**YOUR GOAL:** Copy out each of the following items word for word.
══════════
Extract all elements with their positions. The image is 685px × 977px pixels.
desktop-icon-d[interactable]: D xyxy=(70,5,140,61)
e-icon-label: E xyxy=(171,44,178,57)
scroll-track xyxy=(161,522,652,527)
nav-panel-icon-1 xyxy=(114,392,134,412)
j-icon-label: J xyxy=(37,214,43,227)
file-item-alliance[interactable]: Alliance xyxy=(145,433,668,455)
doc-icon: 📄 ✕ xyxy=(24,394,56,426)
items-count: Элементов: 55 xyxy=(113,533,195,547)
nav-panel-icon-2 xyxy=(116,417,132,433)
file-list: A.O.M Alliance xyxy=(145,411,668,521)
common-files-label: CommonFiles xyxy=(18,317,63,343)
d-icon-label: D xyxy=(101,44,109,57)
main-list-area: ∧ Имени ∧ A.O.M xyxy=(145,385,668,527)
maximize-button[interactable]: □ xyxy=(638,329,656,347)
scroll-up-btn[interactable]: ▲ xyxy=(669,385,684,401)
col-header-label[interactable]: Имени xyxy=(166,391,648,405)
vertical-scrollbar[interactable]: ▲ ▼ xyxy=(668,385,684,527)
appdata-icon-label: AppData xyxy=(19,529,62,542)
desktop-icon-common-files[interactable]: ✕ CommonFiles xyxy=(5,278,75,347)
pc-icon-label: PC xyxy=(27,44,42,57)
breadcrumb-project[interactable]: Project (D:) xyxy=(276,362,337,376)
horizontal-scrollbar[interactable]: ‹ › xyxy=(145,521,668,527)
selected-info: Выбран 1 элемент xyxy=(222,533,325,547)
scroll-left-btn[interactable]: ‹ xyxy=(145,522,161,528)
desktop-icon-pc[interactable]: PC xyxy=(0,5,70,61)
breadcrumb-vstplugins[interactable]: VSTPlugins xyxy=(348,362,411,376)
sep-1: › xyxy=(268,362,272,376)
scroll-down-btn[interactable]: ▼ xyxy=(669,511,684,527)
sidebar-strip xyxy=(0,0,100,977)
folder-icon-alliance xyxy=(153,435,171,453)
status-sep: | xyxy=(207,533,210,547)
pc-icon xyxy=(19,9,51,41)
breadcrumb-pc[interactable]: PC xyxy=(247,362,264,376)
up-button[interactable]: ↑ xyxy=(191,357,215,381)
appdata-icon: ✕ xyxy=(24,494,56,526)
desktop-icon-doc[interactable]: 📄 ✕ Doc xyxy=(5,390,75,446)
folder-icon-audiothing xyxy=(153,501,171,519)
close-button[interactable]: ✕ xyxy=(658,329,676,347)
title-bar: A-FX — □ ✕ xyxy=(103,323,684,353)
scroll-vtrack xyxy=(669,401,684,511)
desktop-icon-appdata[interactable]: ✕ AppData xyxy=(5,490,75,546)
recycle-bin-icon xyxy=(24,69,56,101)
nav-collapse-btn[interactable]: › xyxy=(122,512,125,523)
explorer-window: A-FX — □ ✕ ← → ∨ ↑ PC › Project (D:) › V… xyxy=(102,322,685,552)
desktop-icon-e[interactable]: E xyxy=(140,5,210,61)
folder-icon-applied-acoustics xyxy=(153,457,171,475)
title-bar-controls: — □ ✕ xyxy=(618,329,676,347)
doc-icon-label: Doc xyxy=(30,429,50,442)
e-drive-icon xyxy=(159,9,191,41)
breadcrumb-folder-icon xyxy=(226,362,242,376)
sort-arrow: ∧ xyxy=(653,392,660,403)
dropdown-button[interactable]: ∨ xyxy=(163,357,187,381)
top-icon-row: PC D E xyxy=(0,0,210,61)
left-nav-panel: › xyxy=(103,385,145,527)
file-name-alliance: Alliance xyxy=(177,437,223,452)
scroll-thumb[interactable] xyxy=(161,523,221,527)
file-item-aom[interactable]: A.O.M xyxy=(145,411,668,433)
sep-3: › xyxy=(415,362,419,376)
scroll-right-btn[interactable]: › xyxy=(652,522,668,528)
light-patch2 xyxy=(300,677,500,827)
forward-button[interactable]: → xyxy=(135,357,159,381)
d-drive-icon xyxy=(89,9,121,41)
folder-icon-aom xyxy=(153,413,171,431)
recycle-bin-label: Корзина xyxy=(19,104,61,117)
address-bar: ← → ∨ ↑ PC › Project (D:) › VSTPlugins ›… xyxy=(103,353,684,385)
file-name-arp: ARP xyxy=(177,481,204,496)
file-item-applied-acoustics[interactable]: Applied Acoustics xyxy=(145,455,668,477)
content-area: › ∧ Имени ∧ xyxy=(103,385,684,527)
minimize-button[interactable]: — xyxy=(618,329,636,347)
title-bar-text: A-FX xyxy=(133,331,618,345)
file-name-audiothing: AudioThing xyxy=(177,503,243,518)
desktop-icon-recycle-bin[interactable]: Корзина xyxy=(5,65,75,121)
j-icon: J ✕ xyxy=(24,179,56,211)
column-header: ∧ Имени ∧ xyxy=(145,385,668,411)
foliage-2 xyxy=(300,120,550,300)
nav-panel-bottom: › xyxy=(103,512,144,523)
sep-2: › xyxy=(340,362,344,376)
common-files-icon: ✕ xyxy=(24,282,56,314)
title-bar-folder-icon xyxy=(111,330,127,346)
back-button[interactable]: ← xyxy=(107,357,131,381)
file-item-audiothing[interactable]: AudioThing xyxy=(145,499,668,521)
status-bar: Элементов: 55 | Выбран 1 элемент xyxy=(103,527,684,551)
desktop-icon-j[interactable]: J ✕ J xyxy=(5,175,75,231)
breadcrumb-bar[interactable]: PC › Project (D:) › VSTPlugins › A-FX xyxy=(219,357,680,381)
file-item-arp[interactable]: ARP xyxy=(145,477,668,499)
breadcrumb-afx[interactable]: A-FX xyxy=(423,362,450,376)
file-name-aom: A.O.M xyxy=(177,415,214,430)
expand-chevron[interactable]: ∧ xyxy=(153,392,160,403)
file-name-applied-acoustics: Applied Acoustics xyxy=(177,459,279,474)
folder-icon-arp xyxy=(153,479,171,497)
══════════
**EXERCISE ANSWER:**
Extract all elements with their positions. The image is 685px × 977px pixels.
desktop-icon-d[interactable]: D xyxy=(70,5,140,61)
e-icon-label: E xyxy=(171,44,178,57)
scroll-track xyxy=(161,522,652,527)
nav-panel-icon-1 xyxy=(114,392,134,412)
j-icon-label: J xyxy=(37,214,43,227)
file-item-alliance[interactable]: Alliance xyxy=(145,433,668,455)
doc-icon: 📄 ✕ xyxy=(24,394,56,426)
items-count: Элементов: 55 xyxy=(113,533,195,547)
nav-panel-icon-2 xyxy=(116,417,132,433)
file-list: A.O.M Alliance xyxy=(145,411,668,521)
common-files-label: CommonFiles xyxy=(18,317,63,343)
d-icon-label: D xyxy=(101,44,109,57)
main-list-area: ∧ Имени ∧ A.O.M xyxy=(145,385,668,527)
maximize-button[interactable]: □ xyxy=(638,329,656,347)
scroll-up-btn[interactable]: ▲ xyxy=(669,385,684,401)
col-header-label[interactable]: Имени xyxy=(166,391,648,405)
vertical-scrollbar[interactable]: ▲ ▼ xyxy=(668,385,684,527)
appdata-icon-label: AppData xyxy=(19,529,62,542)
desktop-icon-common-files[interactable]: ✕ CommonFiles xyxy=(5,278,75,347)
pc-icon-label: PC xyxy=(27,44,42,57)
breadcrumb-project[interactable]: Project (D:) xyxy=(276,362,337,376)
horizontal-scrollbar[interactable]: ‹ › xyxy=(145,521,668,527)
selected-info: Выбран 1 элемент xyxy=(222,533,325,547)
scroll-left-btn[interactable]: ‹ xyxy=(145,522,161,528)
desktop-icon-pc[interactable]: PC xyxy=(0,5,70,61)
breadcrumb-vstplugins[interactable]: VSTPlugins xyxy=(348,362,411,376)
sep-1: › xyxy=(268,362,272,376)
scroll-down-btn[interactable]: ▼ xyxy=(669,511,684,527)
sidebar-strip xyxy=(0,0,100,977)
folder-icon-alliance xyxy=(153,435,171,453)
status-sep: | xyxy=(207,533,210,547)
pc-icon xyxy=(19,9,51,41)
breadcrumb-pc[interactable]: PC xyxy=(247,362,264,376)
up-button[interactable]: ↑ xyxy=(191,357,215,381)
appdata-icon: ✕ xyxy=(24,494,56,526)
desktop-icon-doc[interactable]: 📄 ✕ Doc xyxy=(5,390,75,446)
folder-icon-audiothing xyxy=(153,501,171,519)
close-button[interactable]: ✕ xyxy=(658,329,676,347)
title-bar: A-FX — □ ✕ xyxy=(103,323,684,353)
scroll-vtrack xyxy=(669,401,684,511)
desktop-icon-appdata[interactable]: ✕ AppData xyxy=(5,490,75,546)
recycle-bin-icon xyxy=(24,69,56,101)
nav-collapse-btn[interactable]: › xyxy=(122,512,125,523)
explorer-window: A-FX — □ ✕ ← → ∨ ↑ PC › Project (D:) › V… xyxy=(102,322,685,552)
desktop-icon-e[interactable]: E xyxy=(140,5,210,61)
folder-icon-applied-acoustics xyxy=(153,457,171,475)
title-bar-controls: — □ ✕ xyxy=(618,329,676,347)
doc-icon-label: Doc xyxy=(30,429,50,442)
e-drive-icon xyxy=(159,9,191,41)
breadcrumb-folder-icon xyxy=(226,362,242,376)
sort-arrow: ∧ xyxy=(653,392,660,403)
dropdown-button[interactable]: ∨ xyxy=(163,357,187,381)
top-icon-row: PC D E xyxy=(0,0,210,61)
left-nav-panel: › xyxy=(103,385,145,527)
file-name-alliance: Alliance xyxy=(177,437,223,452)
scroll-thumb[interactable] xyxy=(161,523,221,527)
file-item-aom[interactable]: A.O.M xyxy=(145,411,668,433)
sep-3: › xyxy=(415,362,419,376)
scroll-right-btn[interactable]: › xyxy=(652,522,668,528)
light-patch2 xyxy=(300,677,500,827)
forward-button[interactable]: → xyxy=(135,357,159,381)
d-drive-icon xyxy=(89,9,121,41)
folder-icon-aom xyxy=(153,413,171,431)
recycle-bin-label: Корзина xyxy=(19,104,61,117)
address-bar: ← → ∨ ↑ PC › Project (D:) › VSTPlugins ›… xyxy=(103,353,684,385)
file-name-arp: ARP xyxy=(177,481,204,496)
file-item-applied-acoustics[interactable]: Applied Acoustics xyxy=(145,455,668,477)
content-area: › ∧ Имени ∧ xyxy=(103,385,684,527)
minimize-button[interactable]: — xyxy=(618,329,636,347)
title-bar-text: A-FX xyxy=(133,331,618,345)
file-name-audiothing: AudioThing xyxy=(177,503,243,518)
desktop-icon-recycle-bin[interactable]: Корзина xyxy=(5,65,75,121)
j-icon: J ✕ xyxy=(24,179,56,211)
column-header: ∧ Имени ∧ xyxy=(145,385,668,411)
foliage-2 xyxy=(300,120,550,300)
nav-panel-bottom: › xyxy=(103,512,144,523)
sep-2: › xyxy=(340,362,344,376)
common-files-icon: ✕ xyxy=(24,282,56,314)
title-bar-folder-icon xyxy=(111,330,127,346)
back-button[interactable]: ← xyxy=(107,357,131,381)
file-item-audiothing[interactable]: AudioThing xyxy=(145,499,668,521)
status-bar: Элементов: 55 | Выбран 1 элемент xyxy=(103,527,684,551)
desktop-icon-j[interactable]: J ✕ J xyxy=(5,175,75,231)
breadcrumb-bar[interactable]: PC › Project (D:) › VSTPlugins › A-FX xyxy=(219,357,680,381)
file-item-arp[interactable]: ARP xyxy=(145,477,668,499)
breadcrumb-afx[interactable]: A-FX xyxy=(423,362,450,376)
file-name-aom: A.O.M xyxy=(177,415,214,430)
expand-chevron[interactable]: ∧ xyxy=(153,392,160,403)
file-name-applied-acoustics: Applied Acoustics xyxy=(177,459,279,474)
folder-icon-arp xyxy=(153,479,171,497)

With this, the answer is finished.